[Start Stored records]
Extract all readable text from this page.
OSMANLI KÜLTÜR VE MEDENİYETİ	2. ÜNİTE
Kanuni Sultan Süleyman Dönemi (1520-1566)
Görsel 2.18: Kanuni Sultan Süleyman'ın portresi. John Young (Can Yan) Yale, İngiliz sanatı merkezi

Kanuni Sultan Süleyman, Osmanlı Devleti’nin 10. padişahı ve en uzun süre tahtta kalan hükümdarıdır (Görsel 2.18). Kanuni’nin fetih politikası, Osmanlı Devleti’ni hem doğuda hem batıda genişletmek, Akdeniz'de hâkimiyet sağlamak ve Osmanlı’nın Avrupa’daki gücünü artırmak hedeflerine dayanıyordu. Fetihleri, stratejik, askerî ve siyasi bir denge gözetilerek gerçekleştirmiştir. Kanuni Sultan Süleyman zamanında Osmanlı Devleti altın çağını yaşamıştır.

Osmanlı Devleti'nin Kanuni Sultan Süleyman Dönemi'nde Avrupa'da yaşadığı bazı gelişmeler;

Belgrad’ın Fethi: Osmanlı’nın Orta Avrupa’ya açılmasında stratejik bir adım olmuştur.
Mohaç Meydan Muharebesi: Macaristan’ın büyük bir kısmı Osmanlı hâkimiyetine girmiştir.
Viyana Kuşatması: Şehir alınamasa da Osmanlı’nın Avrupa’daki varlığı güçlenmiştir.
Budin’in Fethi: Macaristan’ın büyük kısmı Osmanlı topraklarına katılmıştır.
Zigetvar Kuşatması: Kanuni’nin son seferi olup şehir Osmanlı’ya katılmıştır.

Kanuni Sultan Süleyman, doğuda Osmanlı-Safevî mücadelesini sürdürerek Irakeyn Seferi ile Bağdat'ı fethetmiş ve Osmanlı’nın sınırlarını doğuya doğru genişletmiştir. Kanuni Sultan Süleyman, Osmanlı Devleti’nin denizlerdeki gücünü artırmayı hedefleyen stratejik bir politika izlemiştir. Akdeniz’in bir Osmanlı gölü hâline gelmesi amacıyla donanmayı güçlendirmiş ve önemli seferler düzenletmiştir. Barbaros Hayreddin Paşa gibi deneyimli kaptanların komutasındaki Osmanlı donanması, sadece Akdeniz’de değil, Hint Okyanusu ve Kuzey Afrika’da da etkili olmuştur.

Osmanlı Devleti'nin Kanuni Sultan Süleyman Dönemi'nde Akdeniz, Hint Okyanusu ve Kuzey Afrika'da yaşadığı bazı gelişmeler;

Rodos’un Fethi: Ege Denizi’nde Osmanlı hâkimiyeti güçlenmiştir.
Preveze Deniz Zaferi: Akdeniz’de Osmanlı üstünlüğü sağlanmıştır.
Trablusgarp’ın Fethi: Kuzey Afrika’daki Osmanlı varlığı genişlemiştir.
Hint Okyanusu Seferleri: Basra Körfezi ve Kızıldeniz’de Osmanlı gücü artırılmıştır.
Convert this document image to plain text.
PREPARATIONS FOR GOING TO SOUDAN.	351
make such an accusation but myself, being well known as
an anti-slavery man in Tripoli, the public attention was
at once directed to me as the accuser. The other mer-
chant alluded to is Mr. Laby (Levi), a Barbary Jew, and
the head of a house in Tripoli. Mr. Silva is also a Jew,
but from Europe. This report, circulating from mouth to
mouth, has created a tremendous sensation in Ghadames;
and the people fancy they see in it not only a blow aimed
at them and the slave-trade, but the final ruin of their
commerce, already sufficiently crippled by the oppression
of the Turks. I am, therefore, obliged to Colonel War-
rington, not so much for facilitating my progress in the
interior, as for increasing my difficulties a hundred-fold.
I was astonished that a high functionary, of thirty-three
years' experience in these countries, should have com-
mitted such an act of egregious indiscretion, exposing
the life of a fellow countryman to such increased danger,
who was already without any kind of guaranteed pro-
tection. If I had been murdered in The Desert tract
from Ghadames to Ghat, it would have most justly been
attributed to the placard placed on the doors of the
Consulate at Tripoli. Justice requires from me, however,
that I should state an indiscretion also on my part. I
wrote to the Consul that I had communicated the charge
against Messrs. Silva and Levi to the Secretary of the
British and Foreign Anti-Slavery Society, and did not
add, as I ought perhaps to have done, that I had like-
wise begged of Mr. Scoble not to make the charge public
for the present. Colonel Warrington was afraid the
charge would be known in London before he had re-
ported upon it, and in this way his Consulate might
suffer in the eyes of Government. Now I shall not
[End Stored records]
◆ What to work on: List the lines of the material in which the word "from" occurs.

◆ Written answer:
Extract all readable text from this page.
but from Europe. This report, circulating from mouth to
from Ghadames to Ghat, it would have most justly been
Consulate at Tripoli. Justice requires from me, however,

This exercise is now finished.